Data extracted from a collection
※ ※ ※

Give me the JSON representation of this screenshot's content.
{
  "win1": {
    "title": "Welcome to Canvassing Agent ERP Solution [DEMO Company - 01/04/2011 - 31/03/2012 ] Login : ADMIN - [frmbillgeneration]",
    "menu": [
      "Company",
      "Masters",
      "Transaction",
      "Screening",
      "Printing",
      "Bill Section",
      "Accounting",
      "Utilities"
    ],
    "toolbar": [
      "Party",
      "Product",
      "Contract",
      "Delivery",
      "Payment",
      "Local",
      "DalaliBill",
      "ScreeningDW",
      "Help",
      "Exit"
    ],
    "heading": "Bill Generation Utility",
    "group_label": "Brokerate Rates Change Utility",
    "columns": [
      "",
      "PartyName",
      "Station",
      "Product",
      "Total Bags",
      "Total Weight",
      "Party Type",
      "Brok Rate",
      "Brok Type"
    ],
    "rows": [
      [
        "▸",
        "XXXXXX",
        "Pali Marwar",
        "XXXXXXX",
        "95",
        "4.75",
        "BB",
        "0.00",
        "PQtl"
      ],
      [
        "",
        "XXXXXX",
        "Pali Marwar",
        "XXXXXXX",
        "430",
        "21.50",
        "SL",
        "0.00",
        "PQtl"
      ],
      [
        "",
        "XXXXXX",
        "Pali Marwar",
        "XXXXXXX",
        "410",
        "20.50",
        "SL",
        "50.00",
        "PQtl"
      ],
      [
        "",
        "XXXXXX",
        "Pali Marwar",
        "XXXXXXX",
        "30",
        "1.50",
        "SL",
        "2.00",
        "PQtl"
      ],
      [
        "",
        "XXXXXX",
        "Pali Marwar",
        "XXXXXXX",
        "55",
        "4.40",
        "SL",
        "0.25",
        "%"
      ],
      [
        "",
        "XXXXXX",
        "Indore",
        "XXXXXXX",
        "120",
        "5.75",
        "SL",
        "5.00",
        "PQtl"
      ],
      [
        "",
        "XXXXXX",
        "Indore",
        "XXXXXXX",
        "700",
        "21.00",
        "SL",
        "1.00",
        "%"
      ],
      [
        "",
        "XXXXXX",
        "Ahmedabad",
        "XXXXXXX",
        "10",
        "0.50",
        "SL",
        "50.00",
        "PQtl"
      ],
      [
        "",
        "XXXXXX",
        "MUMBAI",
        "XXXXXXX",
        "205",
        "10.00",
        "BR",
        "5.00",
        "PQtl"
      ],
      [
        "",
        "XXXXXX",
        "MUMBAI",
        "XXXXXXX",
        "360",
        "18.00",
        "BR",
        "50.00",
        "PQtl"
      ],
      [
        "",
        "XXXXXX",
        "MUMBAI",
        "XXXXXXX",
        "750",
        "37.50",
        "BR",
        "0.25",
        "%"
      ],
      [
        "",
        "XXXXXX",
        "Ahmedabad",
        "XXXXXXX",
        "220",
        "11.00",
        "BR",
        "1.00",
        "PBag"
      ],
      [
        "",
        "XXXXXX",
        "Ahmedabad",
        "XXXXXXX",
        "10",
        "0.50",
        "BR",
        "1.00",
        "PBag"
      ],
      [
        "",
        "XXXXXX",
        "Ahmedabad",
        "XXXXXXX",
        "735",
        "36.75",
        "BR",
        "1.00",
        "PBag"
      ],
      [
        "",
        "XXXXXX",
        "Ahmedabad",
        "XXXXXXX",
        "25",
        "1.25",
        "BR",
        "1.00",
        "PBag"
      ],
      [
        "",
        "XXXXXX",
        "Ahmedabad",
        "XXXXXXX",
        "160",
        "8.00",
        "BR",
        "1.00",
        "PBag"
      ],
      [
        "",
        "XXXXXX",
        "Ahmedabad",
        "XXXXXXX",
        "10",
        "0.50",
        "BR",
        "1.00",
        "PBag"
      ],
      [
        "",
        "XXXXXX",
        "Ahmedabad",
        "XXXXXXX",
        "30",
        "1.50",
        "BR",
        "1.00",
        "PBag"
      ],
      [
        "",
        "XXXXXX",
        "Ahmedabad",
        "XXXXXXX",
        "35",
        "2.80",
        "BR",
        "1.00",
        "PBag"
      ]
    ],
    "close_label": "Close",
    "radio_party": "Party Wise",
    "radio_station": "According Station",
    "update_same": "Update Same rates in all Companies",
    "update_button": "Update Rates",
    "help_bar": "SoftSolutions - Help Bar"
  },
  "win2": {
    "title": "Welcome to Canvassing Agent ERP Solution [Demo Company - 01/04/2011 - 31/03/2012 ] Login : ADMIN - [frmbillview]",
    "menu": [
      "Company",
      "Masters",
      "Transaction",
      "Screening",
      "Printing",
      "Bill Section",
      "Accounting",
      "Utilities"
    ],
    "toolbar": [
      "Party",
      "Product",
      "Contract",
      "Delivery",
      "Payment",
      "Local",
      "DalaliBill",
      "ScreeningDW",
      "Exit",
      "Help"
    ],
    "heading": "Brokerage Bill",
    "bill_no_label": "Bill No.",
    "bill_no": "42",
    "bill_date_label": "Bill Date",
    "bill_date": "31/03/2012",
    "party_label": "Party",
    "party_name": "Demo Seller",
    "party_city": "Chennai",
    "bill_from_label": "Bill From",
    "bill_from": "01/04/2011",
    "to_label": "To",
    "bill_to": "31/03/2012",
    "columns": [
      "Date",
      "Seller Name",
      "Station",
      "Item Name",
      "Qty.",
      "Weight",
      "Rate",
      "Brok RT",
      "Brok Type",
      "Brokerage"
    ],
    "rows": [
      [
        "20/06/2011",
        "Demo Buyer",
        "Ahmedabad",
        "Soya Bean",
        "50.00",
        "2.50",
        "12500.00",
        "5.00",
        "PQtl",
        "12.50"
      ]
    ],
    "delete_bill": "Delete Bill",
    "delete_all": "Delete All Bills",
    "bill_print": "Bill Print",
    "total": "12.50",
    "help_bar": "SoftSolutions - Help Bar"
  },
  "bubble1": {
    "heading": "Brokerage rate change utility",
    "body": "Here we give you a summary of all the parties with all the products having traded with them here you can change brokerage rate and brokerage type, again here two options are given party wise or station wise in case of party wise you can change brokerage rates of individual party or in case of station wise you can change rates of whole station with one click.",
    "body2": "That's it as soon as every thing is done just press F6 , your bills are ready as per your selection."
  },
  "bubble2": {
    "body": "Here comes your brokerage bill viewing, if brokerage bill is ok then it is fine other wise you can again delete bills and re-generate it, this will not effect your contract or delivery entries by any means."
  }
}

※ ※ ※

__STATED TASK__
Copy down the material exactly as written.

__OUTPUT FOR THIS EXERCISE__
Give me the JSON representation of this screenshot's content.
{
  "win1": {
    "title": "Welcome to Canvassing Agent ERP Solution [DEMO Company - 01/04/2011 - 31/03/2012 ] Login : ADMIN - [frmbillgeneration]",
    "menu": [
      "Company",
      "Masters",
      "Transaction",
      "Screening",
      "Printing",
      "Bill Section",
      "Accounting",
      "Utilities"
    ],
    "toolbar": [
      "Party",
      "Product",
      "Contract",
      "Delivery",
      "Payment",
      "Local",
      "DalaliBill",
      "ScreeningDW",
      "Help",
      "Exit"
    ],
    "heading": "Bill Generation Utility",
    "group_label": "Brokerate Rates Change Utility",
    "columns": [
      "",
      "PartyName",
      "Station",
      "Product",
      "Total Bags",
      "Total Weight",
      "Party Type",
      "Brok Rate",
      "Brok Type"
    ],
    "rows": [
      [
        "▸",
        "XXXXXX",
        "Pali Marwar",
        "XXXXXXX",
        "95",
        "4.75",
        "BB",
        "0.00",
        "PQtl"
      ],
      [
        "",
        "XXXXXX",
        "Pali Marwar",
        "XXXXXXX",
        "430",
        "21.50",
        "SL",
        "0.00",
        "PQtl"
      ],
      [
        "",
        "XXXXXX",
        "Pali Marwar",
        "XXXXXXX",
        "410",
        "20.50",
        "SL",
        "50.00",
        "PQtl"
      ],
      [
        "",
        "XXXXXX",
        "Pali Marwar",
        "XXXXXXX",
        "30",
        "1.50",
        "SL",
        "2.00",
        "PQtl"
      ],
      [
        "",
        "XXXXXX",
        "Pali Marwar",
        "XXXXXXX",
        "55",
        "4.40",
        "SL",
        "0.25",
        "%"
      ],
      [
        "",
        "XXXXXX",
        "Indore",
        "XXXXXXX",
        "120",
        "5.75",
        "SL",
        "5.00",
        "PQtl"
      ],
      [
        "",
        "XXXXXX",
        "Indore",
        "XXXXXXX",
        "700",
        "21.00",
        "SL",
        "1.00",
        "%"
      ],
      [
        "",
        "XXXXXX",
        "Ahmedabad",
        "XXXXXXX",
        "10",
        "0.50",
        "SL",
        "50.00",
        "PQtl"
      ],
      [
        "",
        "XXXXXX",
        "MUMBAI",
        "XXXXXXX",
        "205",
        "10.00",
        "BR",
        "5.00",
        "PQtl"
      ],
      [
        "",
        "XXXXXX",
        "MUMBAI",
        "XXXXXXX",
        "360",
        "18.00",
        "BR",
        "50.00",
        "PQtl"
      ],
      [
        "",
        "XXXXXX",
        "MUMBAI",
        "XXXXXXX",
        "750",
        "37.50",
        "BR",
        "0.25",
        "%"
      ],
      [
        "",
        "XXXXXX",
        "Ahmedabad",
        "XXXXXXX",
        "220",
        "11.00",
        "BR",
        "1.00",
        "PBag"
      ],
      [
        "",
        "XXXXXX",
        "Ahmedabad",
        "XXXXXXX",
        "10",
        "0.50",
        "BR",
        "1.00",
        "PBag"
      ],
      [
        "",
        "XXXXXX",
        "Ahmedabad",
        "XXXXXXX",
        "735",
        "36.75",
        "BR",
        "1.00",
        "PBag"
      ],
      [
        "",
        "XXXXXX",
        "Ahmedabad",
        "XXXXXXX",
        "25",
        "1.25",
        "BR",
        "1.00",
        "PBag"
      ],
      [
        "",
        "XXXXXX",
        "Ahmedabad",
        "XXXXXXX",
        "160",
        "8.00",
        "BR",
        "1.00",
        "PBag"
      ],
      [
        "",
        "XXXXXX",
        "Ahmedabad",
        "XXXXXXX",
        "10",
        "0.50",
        "BR",
        "1.00",
        "PBag"
      ],
      [
        "",
        "XXXXXX",
        "Ahmedabad",
        "XXXXXXX",
        "30",
        "1.50",
        "BR",
        "1.00",
        "PBag"
      ],
      [
        "",
        "XXXXXX",
        "Ahmedabad",
        "XXXXXXX",
        "35",
        "2.80",
        "BR",
        "1.00",
        "PBag"
      ]
    ],
    "close_label": "Close",
    "radio_party": "Party Wise",
    "radio_station": "According Station",
    "update_same": "Update Same rates in all Companies",
    "update_button": "Update Rates",
    "help_bar": "SoftSolutions - Help Bar"
  },
  "win2": {
    "title": "Welcome to Canvassing Agent ERP Solution [Demo Company - 01/04/2011 - 31/03/2012 ] Login : ADMIN - [frmbillview]",
    "menu": [
      "Company",
      "Masters",
      "Transaction",
      "Screening",
      "Printing",
      "Bill Section",
      "Accounting",
      "Utilities"
    ],
    "toolbar": [
      "Party",
      "Product",
      "Contract",
      "Delivery",
      "Payment",
      "Local",
      "DalaliBill",
      "ScreeningDW",
      "Exit",
      "Help"
    ],
    "heading": "Brokerage Bill",
    "bill_no_label": "Bill No.",
    "bill_no": "42",
    "bill_date_label": "Bill Date",
    "bill_date": "31/03/2012",
    "party_label": "Party",
    "party_name": "Demo Seller",
    "party_city": "Chennai",
    "bill_from_label": "Bill From",
    "bill_from": "01/04/2011",
    "to_label": "To",
    "bill_to": "31/03/2012",
    "columns": [
      "Date",
      "Seller Name",
      "Station",
      "Item Name",
      "Qty.",
      "Weight",
      "Rate",
      "Brok RT",
      "Brok Type",
      "Brokerage"
    ],
    "rows": [
      [
        "20/06/2011",
        "Demo Buyer",
        "Ahmedabad",
        "Soya Bean",
        "50.00",
        "2.50",
        "12500.00",
        "5.00",
        "PQtl",
        "12.50"
      ]
    ],
    "delete_bill": "Delete Bill",
    "delete_all": "Delete All Bills",
    "bill_print": "Bill Print",
    "total": "12.50",
    "help_bar": "SoftSolutions - Help Bar"
  },
  "bubble1": {
    "heading": "Brokerage rate change utility",
    "body": "Here we give you a summary of all the parties with all the products having traded with them here you can change brokerage rate and brokerage type, again here two options are given party wise or station wise in case of party wise you can change brokerage rates of individual party or in case of station wise you can change rates of whole station with one click.",
    "body2": "That's it as soon as every thing is done just press F6 , your bills are ready as per your selection."
  },
  "bubble2": {
    "body": "Here comes your brokerage bill viewing, if brokerage bill is ok then it is fine other wise you can again delete bills and re-generate it, this will not effect your contract or delivery entries by any means."
  }
}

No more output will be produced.